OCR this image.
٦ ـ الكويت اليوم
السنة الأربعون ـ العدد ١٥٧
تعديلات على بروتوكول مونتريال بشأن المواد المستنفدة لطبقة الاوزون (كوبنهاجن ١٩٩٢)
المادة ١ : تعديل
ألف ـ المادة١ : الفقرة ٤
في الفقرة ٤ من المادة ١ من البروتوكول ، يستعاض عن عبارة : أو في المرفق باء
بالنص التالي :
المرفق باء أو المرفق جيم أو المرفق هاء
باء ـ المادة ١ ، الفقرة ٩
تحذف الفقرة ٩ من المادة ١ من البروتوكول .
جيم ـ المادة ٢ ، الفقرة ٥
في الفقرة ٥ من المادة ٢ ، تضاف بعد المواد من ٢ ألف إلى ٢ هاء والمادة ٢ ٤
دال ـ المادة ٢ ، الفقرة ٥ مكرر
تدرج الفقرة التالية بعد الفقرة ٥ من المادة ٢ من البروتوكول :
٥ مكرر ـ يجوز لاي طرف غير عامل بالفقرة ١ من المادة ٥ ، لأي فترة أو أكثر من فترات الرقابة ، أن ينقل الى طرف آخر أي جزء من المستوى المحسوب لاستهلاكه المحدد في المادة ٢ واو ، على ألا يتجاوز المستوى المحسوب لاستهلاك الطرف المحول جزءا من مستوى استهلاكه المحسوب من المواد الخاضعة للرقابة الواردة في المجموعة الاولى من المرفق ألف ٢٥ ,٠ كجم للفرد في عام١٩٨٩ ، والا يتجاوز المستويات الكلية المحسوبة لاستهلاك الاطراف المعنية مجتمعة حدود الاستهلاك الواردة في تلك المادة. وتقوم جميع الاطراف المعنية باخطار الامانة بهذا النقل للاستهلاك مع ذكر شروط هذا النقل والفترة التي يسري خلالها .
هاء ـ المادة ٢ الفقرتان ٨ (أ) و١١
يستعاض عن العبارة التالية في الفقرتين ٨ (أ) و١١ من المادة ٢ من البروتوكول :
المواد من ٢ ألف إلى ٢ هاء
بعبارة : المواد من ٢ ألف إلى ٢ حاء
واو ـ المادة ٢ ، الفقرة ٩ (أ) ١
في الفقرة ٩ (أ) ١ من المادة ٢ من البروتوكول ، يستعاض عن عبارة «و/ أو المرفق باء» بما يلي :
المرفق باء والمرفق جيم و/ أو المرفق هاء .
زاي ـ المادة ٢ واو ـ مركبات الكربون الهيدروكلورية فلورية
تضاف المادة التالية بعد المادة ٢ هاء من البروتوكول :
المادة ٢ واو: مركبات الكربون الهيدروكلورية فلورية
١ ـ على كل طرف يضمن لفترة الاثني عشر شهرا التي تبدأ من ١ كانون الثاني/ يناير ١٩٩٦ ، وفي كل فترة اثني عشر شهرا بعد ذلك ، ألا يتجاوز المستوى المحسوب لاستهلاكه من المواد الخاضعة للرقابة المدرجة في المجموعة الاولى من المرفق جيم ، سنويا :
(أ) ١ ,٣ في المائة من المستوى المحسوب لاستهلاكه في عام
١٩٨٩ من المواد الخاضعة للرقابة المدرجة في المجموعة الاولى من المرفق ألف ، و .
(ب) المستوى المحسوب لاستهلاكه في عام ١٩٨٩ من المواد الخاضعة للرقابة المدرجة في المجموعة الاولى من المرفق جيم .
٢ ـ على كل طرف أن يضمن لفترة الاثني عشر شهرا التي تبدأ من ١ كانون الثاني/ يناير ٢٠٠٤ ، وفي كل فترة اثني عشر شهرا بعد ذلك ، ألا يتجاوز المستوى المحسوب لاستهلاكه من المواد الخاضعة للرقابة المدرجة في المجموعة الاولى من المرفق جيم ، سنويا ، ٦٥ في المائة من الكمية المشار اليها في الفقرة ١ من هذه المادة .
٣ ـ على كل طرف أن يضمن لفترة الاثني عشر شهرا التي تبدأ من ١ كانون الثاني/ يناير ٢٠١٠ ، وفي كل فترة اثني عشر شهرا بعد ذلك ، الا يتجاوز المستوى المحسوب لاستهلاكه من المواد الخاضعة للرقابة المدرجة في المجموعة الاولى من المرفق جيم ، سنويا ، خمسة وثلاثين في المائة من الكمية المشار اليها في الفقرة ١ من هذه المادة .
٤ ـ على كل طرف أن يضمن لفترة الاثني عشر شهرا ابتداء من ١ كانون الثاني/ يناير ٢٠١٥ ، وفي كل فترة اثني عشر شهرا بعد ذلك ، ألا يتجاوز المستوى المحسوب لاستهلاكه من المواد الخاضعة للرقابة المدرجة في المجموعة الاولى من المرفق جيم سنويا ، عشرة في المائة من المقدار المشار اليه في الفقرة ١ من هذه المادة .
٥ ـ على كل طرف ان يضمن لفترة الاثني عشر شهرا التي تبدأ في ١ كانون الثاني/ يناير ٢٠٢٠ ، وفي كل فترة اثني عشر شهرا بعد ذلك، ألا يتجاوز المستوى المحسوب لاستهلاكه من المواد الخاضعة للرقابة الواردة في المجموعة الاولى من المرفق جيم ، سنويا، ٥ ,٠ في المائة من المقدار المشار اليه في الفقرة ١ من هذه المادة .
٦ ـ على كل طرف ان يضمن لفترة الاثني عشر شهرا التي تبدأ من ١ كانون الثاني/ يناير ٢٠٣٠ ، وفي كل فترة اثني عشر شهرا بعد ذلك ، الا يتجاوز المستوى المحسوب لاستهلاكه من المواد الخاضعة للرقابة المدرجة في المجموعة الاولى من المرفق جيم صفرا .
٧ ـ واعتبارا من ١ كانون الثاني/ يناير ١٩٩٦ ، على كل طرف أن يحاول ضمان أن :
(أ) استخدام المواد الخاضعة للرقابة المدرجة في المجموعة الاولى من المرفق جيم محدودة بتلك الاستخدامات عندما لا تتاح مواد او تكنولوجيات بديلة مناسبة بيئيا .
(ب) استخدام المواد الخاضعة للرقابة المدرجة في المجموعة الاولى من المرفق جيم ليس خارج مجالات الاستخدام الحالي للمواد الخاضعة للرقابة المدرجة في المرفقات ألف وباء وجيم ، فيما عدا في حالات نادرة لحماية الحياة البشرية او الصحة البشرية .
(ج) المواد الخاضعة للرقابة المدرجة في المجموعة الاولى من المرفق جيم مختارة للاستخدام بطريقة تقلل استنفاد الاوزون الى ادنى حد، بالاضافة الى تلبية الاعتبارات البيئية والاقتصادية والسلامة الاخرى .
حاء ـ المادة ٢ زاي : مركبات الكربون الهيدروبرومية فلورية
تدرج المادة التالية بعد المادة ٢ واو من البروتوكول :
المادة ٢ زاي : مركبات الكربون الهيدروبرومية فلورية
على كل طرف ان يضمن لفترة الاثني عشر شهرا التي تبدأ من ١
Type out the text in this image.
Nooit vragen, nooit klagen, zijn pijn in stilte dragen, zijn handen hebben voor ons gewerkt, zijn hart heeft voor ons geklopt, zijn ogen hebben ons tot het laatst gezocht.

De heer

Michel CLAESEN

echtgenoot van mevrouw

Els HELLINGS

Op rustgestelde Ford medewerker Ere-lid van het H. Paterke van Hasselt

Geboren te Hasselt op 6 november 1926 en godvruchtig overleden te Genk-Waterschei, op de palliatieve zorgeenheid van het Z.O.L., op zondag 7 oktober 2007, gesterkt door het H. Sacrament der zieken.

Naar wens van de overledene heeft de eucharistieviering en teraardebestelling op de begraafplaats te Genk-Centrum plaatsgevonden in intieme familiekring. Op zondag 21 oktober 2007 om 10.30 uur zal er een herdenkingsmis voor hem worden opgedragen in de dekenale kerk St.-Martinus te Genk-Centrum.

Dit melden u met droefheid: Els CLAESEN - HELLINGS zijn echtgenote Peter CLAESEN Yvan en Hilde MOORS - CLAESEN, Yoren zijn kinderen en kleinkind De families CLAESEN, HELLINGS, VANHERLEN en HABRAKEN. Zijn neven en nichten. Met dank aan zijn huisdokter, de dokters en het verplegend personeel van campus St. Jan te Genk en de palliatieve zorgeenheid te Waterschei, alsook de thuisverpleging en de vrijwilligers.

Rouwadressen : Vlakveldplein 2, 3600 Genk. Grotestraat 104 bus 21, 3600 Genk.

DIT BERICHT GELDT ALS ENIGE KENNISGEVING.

────────────────────────────────────────

• _Work to do_: Copy each line of the records that contains the word "image".

• _Solution below_:
OCR this image.
Type out the text in this image.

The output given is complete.